_TASK OBJECTIVE_
The data must be written out once more, precisely as given.

[Rows from a figure dataset]
▶

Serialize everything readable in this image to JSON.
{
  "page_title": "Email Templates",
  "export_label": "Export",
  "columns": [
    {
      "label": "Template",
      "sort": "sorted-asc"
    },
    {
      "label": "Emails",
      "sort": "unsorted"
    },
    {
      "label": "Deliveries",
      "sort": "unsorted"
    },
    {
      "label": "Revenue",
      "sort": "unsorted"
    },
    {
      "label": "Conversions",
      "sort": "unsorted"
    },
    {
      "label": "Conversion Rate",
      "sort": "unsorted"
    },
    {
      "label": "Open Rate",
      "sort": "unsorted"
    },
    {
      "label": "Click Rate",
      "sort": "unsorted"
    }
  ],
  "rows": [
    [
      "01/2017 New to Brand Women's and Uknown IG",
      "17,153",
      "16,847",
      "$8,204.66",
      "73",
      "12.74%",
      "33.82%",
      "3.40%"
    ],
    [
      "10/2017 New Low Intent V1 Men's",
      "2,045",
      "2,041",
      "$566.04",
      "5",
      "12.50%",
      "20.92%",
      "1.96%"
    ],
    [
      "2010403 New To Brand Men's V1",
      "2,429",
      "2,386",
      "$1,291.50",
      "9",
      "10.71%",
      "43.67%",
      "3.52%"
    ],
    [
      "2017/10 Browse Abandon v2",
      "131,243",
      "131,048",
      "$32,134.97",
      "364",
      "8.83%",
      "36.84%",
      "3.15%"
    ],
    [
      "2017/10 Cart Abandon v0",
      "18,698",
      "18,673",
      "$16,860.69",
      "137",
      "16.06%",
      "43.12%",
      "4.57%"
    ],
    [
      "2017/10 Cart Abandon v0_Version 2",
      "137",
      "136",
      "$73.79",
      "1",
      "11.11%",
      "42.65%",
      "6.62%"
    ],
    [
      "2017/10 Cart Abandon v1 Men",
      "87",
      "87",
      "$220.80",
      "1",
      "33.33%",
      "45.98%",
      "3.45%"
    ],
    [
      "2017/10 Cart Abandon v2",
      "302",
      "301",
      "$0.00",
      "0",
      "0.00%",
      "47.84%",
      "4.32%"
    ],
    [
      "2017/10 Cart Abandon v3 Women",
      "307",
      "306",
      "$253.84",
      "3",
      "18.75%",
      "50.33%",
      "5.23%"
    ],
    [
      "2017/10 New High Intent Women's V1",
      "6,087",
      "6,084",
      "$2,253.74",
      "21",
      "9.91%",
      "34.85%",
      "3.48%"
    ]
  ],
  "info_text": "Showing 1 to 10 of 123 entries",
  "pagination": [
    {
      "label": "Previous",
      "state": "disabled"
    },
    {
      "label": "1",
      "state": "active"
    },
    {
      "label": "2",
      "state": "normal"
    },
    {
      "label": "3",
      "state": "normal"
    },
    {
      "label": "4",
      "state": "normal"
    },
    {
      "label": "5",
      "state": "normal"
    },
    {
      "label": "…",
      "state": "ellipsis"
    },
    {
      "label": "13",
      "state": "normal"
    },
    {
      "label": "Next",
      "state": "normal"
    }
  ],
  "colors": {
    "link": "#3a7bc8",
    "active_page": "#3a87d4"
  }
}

◀

_SOLUTION TO THIS EXERCISE_
Serialize everything readable in this image to JSON.
{
  "page_title": "Email Templates",
  "export_label": "Export",
  "columns": [
    {
      "label": "Template",
      "sort": "sorted-asc"
    },
    {
      "label": "Emails",
      "sort": "unsorted"
    },
    {
      "label": "Deliveries",
      "sort": "unsorted"
    },
    {
      "label": "Revenue",
      "sort": "unsorted"
    },
    {
      "label": "Conversions",
      "sort": "unsorted"
    },
    {
      "label": "Conversion Rate",
      "sort": "unsorted"
    },
    {
      "label": "Open Rate",
      "sort": "unsorted"
    },
    {
      "label": "Click Rate",
      "sort": "unsorted"
    }
  ],
  "rows": [
    [
      "01/2017 New to Brand Women's and Uknown IG",
      "17,153",
      "16,847",
      "$8,204.66",
      "73",
      "12.74%",
      "33.82%",
      "3.40%"
    ],
    [
      "10/2017 New Low Intent V1 Men's",
      "2,045",
      "2,041",
      "$566.04",
      "5",
      "12.50%",
      "20.92%",
      "1.96%"
    ],
    [
      "2010403 New To Brand Men's V1",
      "2,429",
      "2,386",
      "$1,291.50",
      "9",
      "10.71%",
      "43.67%",
      "3.52%"
    ],
    [
      "2017/10 Browse Abandon v2",
      "131,243",
      "131,048",
      "$32,134.97",
      "364",
      "8.83%",
      "36.84%",
      "3.15%"
    ],
    [
      "2017/10 Cart Abandon v0",
      "18,698",
      "18,673",
      "$16,860.69",
      "137",
      "16.06%",
      "43.12%",
      "4.57%"
    ],
    [
      "2017/10 Cart Abandon v0_Version 2",
      "137",
      "136",
      "$73.79",
      "1",
      "11.11%",
      "42.65%",
      "6.62%"
    ],
    [
      "2017/10 Cart Abandon v1 Men",
      "87",
      "87",
      "$220.80",
      "1",
      "33.33%",
      "45.98%",
      "3.45%"
    ],
    [
      "2017/10 Cart Abandon v2",
      "302",
      "301",
      "$0.00",
      "0",
      "0.00%",
      "47.84%",
      "4.32%"
    ],
    [
      "2017/10 Cart Abandon v3 Women",
      "307",
      "306",
      "$253.84",
      "3",
      "18.75%",
      "50.33%",
      "5.23%"
    ],
    [
      "2017/10 New High Intent Women's V1",
      "6,087",
      "6,084",
      "$2,253.74",
      "21",
      "9.91%",
      "34.85%",
      "3.48%"
    ]
  ],
  "info_text": "Showing 1 to 10 of 123 entries",
  "pagination": [
    {
      "label": "Previous",
      "state": "disabled"
    },
    {
      "label": "1",
      "state": "active"
    },
    {
      "label": "2",
      "state": "normal"
    },
    {
      "label": "3",
      "state": "normal"
    },
    {
      "label": "4",
      "state": "normal"
    },
    {
      "label": "5",
      "state": "normal"
    },
    {
      "label": "…",
      "state": "ellipsis"
    },
    {
      "label": "13",
      "state": "normal"
    },
    {
      "label": "Next",
      "state": "normal"
    }
  ],
  "colors": {
    "link": "#3a7bc8",
    "active_page": "#3a87d4"
  }
}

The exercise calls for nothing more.